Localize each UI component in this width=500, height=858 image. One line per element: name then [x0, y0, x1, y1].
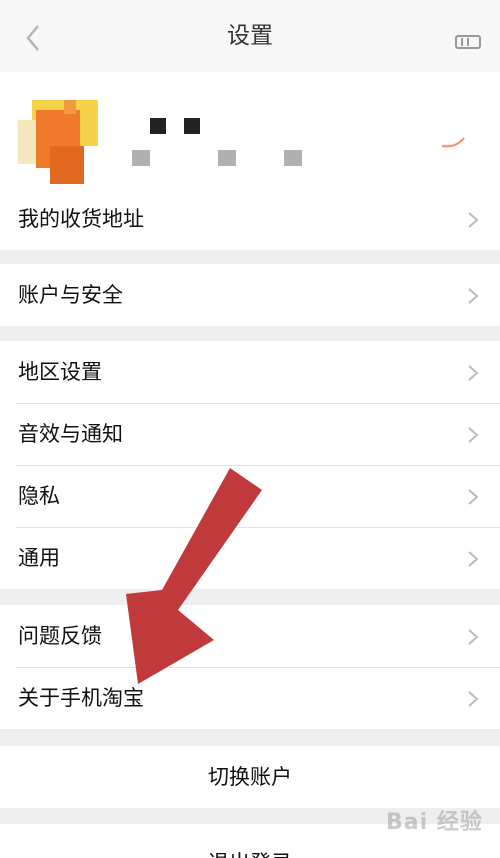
more-menu-icon[interactable] — [450, 28, 490, 52]
group-preferences: 地区设置 音效与通知 隐私 通用 — [0, 341, 500, 589]
row-shipping-address[interactable]: 我的收货地址 — [0, 188, 500, 250]
chevron-right-icon — [468, 427, 479, 443]
group-account: 账户与安全 — [0, 264, 500, 326]
row-label: 隐私 — [18, 484, 60, 508]
row-account-security[interactable]: 账户与安全 — [0, 264, 500, 326]
profile-accent-mark — [441, 137, 465, 148]
row-region-settings[interactable]: 地区设置 — [0, 341, 500, 403]
group-address: 我的收货地址 — [0, 188, 500, 250]
watermark: Bai 经验 — [386, 810, 483, 835]
chevron-right-icon — [468, 691, 479, 707]
chevron-right-icon — [468, 489, 479, 505]
switch-account-button[interactable]: 切换账户 — [0, 746, 500, 808]
chevron-right-icon — [468, 629, 479, 645]
row-label: 账户与安全 — [18, 283, 123, 307]
row-general[interactable]: 通用 — [0, 527, 500, 589]
avatar[interactable] — [16, 84, 116, 184]
profile-header[interactable] — [0, 72, 500, 188]
chevron-right-icon — [468, 551, 479, 567]
row-sound-notifications[interactable]: 音效与通知 — [0, 403, 500, 465]
nickname-blurred — [132, 118, 302, 166]
group-about: 问题反馈 关于手机淘宝 — [0, 605, 500, 729]
row-label: 通用 — [18, 546, 60, 570]
row-privacy[interactable]: 隐私 — [0, 465, 500, 527]
chevron-right-icon — [468, 212, 479, 228]
row-label: 关于手机淘宝 — [18, 686, 144, 710]
chevron-right-icon — [468, 288, 479, 304]
top-bar: 设置 — [0, 0, 500, 72]
row-label: 我的收货地址 — [18, 207, 144, 231]
page-title: 设置 — [227, 23, 273, 49]
row-label: 地区设置 — [18, 360, 102, 384]
row-label: 问题反馈 — [18, 624, 102, 648]
group-switch-account: 切换账户 — [0, 746, 500, 808]
row-about-taobao[interactable]: 关于手机淘宝 — [0, 667, 500, 729]
row-label: 音效与通知 — [18, 422, 123, 446]
chevron-right-icon — [468, 365, 479, 381]
row-feedback[interactable]: 问题反馈 — [0, 605, 500, 667]
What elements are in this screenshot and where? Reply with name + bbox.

+===+

● TASK PROMPT
Put each line of the records above into a JSON list of strings, one string per line, with blank lines omitted. Leave the pictures out of the list.

● RESULT FOR THIS EXERCISE
[
  "Localize each UI component in this width=500, height=858 image. One line per element: name then [x0, y0, x1, y1].",
  "more-menu-icon[interactable] — [450, 28, 490, 52]",
  "group-preferences: 地区设置 音效与通知 隐私 通用 — [0, 341, 500, 589]",
  "row-shipping-address[interactable]: 我的收货地址 — [0, 188, 500, 250]",
  "chevron-right-icon — [468, 427, 479, 443]",
  "group-account: 账户与安全 — [0, 264, 500, 326]",
  "row-label: 隐私 — [18, 484, 60, 508]",
  "row-account-security[interactable]: 账户与安全 — [0, 264, 500, 326]",
  "profile-accent-mark — [441, 137, 465, 148]",
  "row-region-settings[interactable]: 地区设置 — [0, 341, 500, 403]",
  "group-address: 我的收货地址 — [0, 188, 500, 250]",
  "watermark: Bai 经验 — [386, 810, 483, 835]",
  "chevron-right-icon — [468, 691, 479, 707]",
  "chevron-right-icon — [468, 489, 479, 505]",
  "switch-account-button[interactable]: 切换账户 — [0, 746, 500, 808]",
  "chevron-right-icon — [468, 629, 479, 645]",
  "row-label: 账户与安全 — [18, 283, 123, 307]",
  "row-general[interactable]: 通用 — [0, 527, 500, 589]",
  "avatar[interactable] — [16, 84, 116, 184]",
  "profile-header[interactable] — [0, 72, 500, 188]",
  "chevron-right-icon — [468, 551, 479, 567]",
  "row-sound-notifications[interactable]: 音效与通知 — [0, 403, 500, 465]",
  "nickname-blurred — [132, 118, 302, 166]",
  "group-about: 问题反馈 关于手机淘宝 — [0, 605, 500, 729]",
  "row-label: 通用 — [18, 546, 60, 570]",
  "row-privacy[interactable]: 隐私 — [0, 465, 500, 527]",
  "chevron-right-icon — [468, 212, 479, 228]",
  "row-label: 关于手机淘宝 — [18, 686, 144, 710]",
  "chevron-right-icon — [468, 288, 479, 304]",
  "top-bar: 设置 — [0, 0, 500, 72]",
  "row-label: 我的收货地址 — [18, 207, 144, 231]",
  "page-title: 设置 — [227, 23, 273, 49]",
  "row-label: 地区设置 — [18, 360, 102, 384]",
  "row-label: 问题反馈 — [18, 624, 102, 648]",
  "group-switch-account: 切换账户 — [0, 746, 500, 808]",
  "row-about-taobao[interactable]: 关于手机淘宝 — [0, 667, 500, 729]",
  "row-label: 音效与通知 — [18, 422, 123, 446]",
  "chevron-right-icon — [468, 365, 479, 381]",
  "row-feedback[interactable]: 问题反馈 — [0, 605, 500, 667]",
  "What elements are in this screenshot and where? Reply with name + bbox."
]